▸ GOAL:
Write out the records word for word, starting at the line containing "Patent image size: (918, 742)." and ending at the line containing "The accessory station 141 is at (127, 384).", with both lines included. Copy no other lines.

========

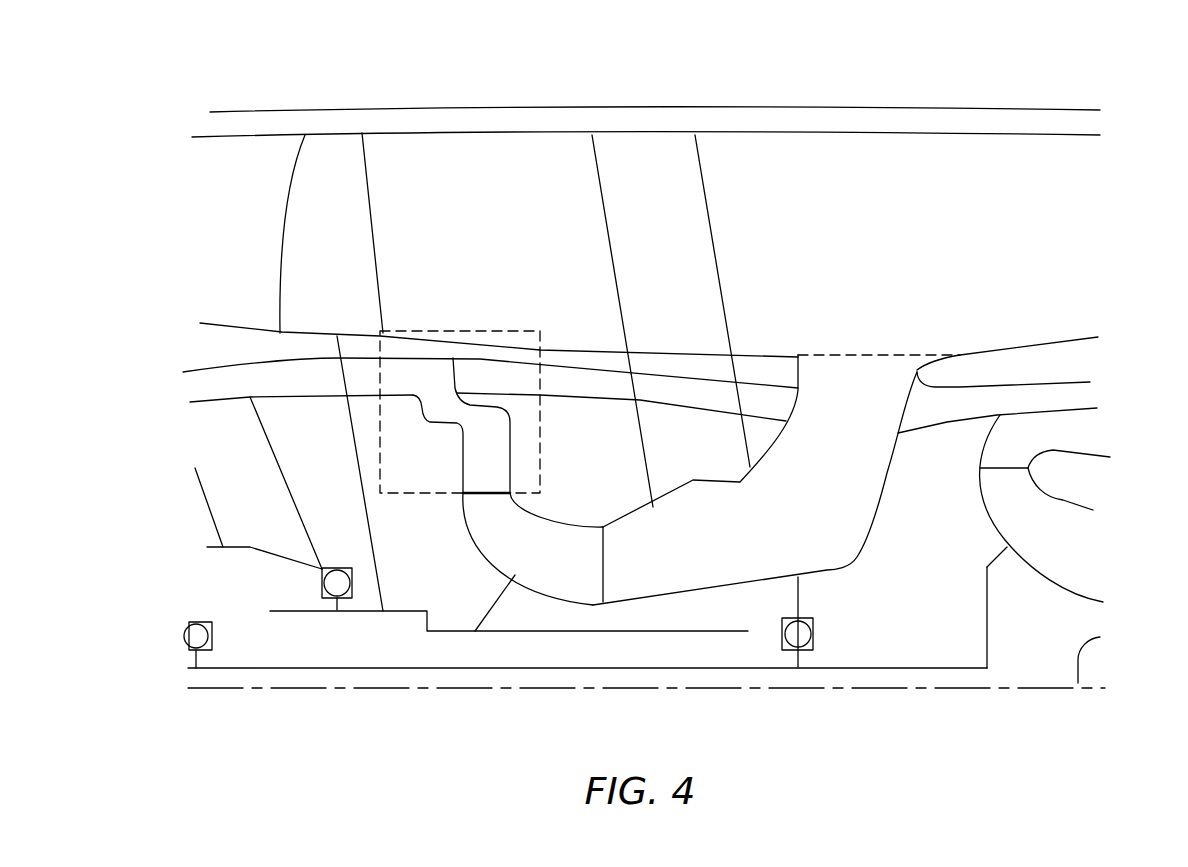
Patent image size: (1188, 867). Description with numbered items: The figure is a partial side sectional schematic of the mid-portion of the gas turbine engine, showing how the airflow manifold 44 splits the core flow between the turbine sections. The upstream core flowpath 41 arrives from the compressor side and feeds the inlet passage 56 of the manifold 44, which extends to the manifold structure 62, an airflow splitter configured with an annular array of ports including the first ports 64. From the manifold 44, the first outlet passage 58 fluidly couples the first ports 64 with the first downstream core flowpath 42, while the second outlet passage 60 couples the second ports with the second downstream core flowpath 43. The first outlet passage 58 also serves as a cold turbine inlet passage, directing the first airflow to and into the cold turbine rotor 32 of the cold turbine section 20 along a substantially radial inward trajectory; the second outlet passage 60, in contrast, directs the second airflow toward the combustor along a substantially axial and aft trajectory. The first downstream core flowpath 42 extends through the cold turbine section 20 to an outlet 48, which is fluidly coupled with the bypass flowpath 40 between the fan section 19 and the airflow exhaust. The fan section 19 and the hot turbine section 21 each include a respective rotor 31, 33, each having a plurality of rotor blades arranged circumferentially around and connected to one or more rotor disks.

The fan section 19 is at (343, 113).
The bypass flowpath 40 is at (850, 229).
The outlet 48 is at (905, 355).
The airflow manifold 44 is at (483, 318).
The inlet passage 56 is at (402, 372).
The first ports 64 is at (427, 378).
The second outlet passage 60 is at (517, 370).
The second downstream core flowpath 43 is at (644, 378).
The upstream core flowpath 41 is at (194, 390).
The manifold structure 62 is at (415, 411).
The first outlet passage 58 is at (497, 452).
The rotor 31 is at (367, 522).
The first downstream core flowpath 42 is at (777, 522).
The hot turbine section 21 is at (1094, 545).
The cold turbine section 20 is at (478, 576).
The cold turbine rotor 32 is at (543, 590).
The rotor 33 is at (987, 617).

========

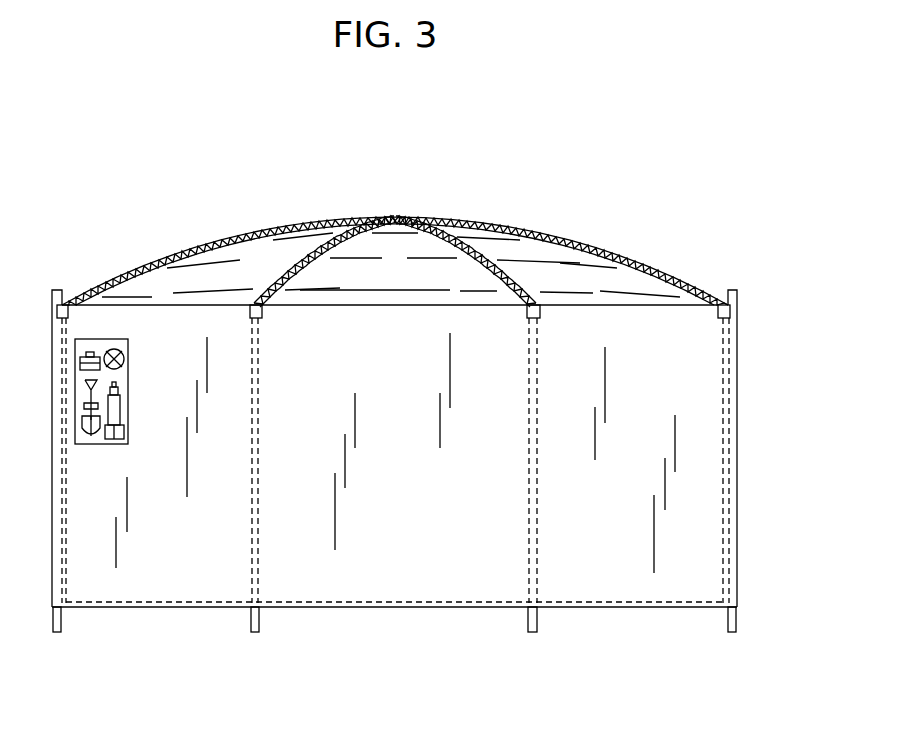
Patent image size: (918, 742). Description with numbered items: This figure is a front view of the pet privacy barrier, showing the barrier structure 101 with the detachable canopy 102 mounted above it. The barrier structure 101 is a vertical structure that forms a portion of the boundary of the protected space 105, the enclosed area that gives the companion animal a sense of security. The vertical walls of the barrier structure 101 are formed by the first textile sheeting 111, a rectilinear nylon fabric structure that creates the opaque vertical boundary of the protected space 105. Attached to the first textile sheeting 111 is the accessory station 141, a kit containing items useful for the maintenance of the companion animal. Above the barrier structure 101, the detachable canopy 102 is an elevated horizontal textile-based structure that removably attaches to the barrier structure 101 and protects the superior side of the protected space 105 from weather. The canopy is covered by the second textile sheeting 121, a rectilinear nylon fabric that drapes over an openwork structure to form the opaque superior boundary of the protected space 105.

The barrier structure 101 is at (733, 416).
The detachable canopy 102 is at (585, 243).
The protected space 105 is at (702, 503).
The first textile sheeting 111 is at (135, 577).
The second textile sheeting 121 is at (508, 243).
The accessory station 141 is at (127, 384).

========

▸ SOLUTION TO THIS PROBLEM:
Patent image size: (918, 742). Description with numbered items: This figure is a front view of the pet privacy barrier, showing the barrier structure 101 with the detachable canopy 102 mounted above it. The barrier structure 101 is a vertical structure that forms a portion of the boundary of the protected space 105, the enclosed area that gives the companion animal a sense of security. The vertical walls of the barrier structure 101 are formed by the first textile sheeting 111, a rectilinear nylon fabric structure that creates the opaque vertical boundary of the protected space 105. Attached to the first textile sheeting 111 is the accessory station 141, a kit containing items useful for the maintenance of the companion animal. Above the barrier structure 101, the detachable canopy 102 is an elevated horizontal textile-based structure that removably attaches to the barrier structure 101 and protects the superior side of the protected space 105 from weather. The canopy is covered by the second textile sheeting 121, a rectilinear nylon fabric that drapes over an openwork structure to form the opaque superior boundary of the protected space 105.

The barrier structure 101 is at (733, 416).
The detachable canopy 102 is at (585, 243).
The protected space 105 is at (702, 503).
The first textile sheeting 111 is at (135, 577).
The second textile sheeting 121 is at (508, 243).
The accessory station 141 is at (127, 384).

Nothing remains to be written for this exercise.